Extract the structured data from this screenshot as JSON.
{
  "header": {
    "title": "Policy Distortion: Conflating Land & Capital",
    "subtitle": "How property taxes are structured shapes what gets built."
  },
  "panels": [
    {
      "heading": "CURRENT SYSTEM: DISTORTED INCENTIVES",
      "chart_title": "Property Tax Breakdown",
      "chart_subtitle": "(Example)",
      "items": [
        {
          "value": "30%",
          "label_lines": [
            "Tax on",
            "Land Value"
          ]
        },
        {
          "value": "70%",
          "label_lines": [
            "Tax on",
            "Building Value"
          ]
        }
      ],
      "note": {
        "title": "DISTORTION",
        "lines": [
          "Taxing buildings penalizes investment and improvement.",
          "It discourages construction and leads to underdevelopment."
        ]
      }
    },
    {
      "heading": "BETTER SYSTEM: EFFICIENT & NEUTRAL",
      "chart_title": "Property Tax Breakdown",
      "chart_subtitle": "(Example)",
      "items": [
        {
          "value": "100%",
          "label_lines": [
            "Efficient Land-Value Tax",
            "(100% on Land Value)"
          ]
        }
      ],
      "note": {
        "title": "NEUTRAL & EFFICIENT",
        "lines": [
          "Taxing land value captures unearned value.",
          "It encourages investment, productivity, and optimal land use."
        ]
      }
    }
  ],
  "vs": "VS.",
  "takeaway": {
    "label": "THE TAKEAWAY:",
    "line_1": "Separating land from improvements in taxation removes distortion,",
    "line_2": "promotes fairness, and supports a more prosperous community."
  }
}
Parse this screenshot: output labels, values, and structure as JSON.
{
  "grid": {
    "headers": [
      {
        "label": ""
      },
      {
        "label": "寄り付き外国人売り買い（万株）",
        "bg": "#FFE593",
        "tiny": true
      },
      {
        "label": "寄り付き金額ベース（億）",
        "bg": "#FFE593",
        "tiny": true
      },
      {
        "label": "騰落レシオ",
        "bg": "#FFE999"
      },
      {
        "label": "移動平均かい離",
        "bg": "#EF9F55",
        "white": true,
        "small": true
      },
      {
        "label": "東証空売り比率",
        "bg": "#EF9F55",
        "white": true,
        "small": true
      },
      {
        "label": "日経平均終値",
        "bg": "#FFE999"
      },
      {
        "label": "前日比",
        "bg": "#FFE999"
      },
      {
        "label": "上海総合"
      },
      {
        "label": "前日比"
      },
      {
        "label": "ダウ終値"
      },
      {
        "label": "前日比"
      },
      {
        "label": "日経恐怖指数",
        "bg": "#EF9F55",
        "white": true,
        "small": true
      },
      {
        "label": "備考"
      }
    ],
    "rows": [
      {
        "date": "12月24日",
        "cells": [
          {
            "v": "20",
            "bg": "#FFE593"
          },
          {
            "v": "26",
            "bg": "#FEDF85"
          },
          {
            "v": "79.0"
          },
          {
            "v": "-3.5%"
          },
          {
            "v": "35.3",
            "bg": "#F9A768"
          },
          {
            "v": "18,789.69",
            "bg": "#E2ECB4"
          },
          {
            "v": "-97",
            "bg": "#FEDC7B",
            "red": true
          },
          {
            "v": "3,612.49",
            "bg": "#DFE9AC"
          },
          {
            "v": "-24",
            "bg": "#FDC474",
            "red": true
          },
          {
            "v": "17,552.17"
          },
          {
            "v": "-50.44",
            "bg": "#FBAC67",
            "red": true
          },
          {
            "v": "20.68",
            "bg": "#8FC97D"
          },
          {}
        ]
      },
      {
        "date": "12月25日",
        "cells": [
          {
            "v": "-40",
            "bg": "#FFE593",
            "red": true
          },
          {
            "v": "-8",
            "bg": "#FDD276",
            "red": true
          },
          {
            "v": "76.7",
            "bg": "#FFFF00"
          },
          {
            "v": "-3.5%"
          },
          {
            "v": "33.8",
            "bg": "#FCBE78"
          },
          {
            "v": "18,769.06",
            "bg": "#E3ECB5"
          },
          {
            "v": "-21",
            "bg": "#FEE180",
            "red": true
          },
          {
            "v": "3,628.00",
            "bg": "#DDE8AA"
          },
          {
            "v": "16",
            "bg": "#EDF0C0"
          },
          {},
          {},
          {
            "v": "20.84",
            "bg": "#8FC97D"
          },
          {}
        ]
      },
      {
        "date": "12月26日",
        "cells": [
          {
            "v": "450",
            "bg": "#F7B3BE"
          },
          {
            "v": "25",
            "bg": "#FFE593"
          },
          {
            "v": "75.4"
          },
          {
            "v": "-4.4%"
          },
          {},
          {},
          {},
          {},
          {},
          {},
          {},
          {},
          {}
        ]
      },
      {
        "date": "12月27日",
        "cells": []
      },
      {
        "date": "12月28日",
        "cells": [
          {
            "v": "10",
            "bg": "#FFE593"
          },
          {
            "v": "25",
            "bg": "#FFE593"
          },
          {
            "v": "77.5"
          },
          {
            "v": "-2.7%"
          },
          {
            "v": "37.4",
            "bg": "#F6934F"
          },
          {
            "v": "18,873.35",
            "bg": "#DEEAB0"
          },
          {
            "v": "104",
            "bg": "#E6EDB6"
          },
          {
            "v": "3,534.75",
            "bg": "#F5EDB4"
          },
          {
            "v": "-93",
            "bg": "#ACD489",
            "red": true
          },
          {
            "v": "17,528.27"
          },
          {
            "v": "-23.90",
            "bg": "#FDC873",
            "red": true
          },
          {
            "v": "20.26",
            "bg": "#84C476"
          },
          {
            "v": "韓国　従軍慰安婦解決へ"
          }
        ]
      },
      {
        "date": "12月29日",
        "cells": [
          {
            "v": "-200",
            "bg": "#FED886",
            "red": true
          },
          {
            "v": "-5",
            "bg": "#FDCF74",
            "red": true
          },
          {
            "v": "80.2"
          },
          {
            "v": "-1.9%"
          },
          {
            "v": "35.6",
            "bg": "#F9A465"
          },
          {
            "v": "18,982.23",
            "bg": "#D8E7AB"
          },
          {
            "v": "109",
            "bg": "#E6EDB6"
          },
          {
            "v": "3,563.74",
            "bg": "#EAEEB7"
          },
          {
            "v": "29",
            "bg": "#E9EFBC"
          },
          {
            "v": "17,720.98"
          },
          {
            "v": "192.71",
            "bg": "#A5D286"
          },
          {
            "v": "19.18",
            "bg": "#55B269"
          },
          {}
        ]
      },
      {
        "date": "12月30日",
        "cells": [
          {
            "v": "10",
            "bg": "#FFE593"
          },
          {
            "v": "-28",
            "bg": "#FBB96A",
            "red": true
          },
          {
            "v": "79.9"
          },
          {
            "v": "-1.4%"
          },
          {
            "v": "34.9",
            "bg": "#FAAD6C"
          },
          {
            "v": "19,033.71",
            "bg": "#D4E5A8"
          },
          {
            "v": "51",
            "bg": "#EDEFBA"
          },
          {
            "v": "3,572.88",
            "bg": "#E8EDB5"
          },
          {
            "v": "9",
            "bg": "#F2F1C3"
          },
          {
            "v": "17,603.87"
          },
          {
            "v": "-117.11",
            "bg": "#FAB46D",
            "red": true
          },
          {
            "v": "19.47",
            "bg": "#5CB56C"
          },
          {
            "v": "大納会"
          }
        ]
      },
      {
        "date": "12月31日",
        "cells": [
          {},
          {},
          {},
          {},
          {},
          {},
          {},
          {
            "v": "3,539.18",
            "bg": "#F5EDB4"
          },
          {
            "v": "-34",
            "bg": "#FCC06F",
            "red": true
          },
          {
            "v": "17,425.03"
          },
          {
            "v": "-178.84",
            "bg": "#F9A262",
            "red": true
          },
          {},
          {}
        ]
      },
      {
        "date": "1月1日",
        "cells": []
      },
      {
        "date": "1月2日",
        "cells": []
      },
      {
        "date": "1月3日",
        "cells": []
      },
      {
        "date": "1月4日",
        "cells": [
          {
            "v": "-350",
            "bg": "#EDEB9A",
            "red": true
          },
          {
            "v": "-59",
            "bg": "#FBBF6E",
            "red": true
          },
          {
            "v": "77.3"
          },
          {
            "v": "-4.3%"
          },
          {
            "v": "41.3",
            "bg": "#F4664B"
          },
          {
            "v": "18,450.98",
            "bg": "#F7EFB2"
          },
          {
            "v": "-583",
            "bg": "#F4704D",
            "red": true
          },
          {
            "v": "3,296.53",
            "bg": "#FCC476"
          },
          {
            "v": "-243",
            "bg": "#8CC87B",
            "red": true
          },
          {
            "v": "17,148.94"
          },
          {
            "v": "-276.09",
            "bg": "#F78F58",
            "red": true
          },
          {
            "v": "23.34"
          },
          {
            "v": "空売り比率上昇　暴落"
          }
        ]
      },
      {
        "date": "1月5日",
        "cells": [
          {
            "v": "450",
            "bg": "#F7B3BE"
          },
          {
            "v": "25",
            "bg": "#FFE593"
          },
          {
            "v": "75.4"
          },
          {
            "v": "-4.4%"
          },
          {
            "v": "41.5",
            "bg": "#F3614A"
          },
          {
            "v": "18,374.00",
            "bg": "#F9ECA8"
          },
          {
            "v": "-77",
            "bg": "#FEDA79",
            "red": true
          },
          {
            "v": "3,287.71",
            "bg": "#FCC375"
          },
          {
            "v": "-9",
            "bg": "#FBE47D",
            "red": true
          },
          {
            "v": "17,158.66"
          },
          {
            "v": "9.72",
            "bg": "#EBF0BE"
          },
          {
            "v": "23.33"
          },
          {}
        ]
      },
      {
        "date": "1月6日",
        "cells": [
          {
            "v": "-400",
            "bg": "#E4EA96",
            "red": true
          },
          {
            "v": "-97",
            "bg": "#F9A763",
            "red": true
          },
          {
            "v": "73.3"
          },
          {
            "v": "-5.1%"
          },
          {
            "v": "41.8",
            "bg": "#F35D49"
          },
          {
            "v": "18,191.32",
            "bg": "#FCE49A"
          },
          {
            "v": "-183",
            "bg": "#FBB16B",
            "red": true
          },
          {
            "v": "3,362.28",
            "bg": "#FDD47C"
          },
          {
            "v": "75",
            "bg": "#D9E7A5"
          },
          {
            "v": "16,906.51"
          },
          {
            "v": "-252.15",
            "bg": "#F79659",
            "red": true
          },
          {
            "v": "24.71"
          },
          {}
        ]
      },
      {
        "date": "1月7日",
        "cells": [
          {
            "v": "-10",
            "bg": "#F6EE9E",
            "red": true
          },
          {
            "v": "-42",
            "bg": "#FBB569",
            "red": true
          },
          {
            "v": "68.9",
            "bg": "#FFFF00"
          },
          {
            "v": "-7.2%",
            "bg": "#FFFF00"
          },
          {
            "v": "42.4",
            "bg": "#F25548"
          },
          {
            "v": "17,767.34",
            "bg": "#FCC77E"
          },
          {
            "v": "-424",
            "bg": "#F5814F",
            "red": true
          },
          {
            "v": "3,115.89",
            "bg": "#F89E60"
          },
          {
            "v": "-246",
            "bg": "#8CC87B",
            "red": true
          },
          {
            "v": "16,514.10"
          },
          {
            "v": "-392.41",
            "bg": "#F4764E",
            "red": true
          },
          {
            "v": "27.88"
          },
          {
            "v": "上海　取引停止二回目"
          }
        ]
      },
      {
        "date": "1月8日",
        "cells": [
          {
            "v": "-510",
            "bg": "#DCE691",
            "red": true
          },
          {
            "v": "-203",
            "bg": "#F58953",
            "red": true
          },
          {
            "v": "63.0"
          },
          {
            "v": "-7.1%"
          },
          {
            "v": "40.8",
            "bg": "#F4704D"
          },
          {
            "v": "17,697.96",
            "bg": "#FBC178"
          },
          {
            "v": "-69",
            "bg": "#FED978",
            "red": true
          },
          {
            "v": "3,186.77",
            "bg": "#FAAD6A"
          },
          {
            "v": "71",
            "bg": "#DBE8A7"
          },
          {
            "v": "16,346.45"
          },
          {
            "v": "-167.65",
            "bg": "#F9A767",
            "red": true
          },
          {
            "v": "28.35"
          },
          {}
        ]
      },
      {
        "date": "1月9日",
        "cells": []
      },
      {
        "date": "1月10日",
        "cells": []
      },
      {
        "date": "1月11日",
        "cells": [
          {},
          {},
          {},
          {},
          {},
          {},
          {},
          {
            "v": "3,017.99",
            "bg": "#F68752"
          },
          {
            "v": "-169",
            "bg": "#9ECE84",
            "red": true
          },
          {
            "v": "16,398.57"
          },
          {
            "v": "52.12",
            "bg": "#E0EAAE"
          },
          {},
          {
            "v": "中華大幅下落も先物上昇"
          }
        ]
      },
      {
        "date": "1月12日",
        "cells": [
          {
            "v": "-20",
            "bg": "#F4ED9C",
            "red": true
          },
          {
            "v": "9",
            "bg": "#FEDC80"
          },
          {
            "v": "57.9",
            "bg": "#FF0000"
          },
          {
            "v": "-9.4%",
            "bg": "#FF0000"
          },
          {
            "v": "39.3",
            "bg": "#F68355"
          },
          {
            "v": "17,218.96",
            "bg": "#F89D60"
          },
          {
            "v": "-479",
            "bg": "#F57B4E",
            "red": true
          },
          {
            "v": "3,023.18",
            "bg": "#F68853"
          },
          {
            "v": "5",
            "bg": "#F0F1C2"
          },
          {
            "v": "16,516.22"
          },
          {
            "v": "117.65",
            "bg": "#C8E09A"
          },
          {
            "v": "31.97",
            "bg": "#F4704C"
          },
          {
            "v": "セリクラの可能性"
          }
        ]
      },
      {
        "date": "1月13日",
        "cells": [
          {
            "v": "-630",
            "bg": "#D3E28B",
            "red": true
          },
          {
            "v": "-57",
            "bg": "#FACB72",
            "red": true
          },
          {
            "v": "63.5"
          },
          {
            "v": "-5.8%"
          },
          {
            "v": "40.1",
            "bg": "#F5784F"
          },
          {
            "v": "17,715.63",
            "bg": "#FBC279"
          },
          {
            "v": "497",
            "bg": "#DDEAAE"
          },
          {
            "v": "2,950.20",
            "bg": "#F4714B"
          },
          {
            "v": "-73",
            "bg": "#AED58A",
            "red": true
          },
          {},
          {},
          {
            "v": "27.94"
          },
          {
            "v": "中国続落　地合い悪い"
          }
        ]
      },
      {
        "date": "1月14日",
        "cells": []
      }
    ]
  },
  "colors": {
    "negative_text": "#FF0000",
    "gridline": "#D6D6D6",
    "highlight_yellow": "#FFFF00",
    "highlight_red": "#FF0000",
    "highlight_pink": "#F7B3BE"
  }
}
==========
## Stated exercise
Scan the lines above for "screenshot", then copy every one that has it.

## Solution to this exercise
Extract the structured data from this screenshot as JSON.
Parse this screenshot: output labels, values, and structure as JSON.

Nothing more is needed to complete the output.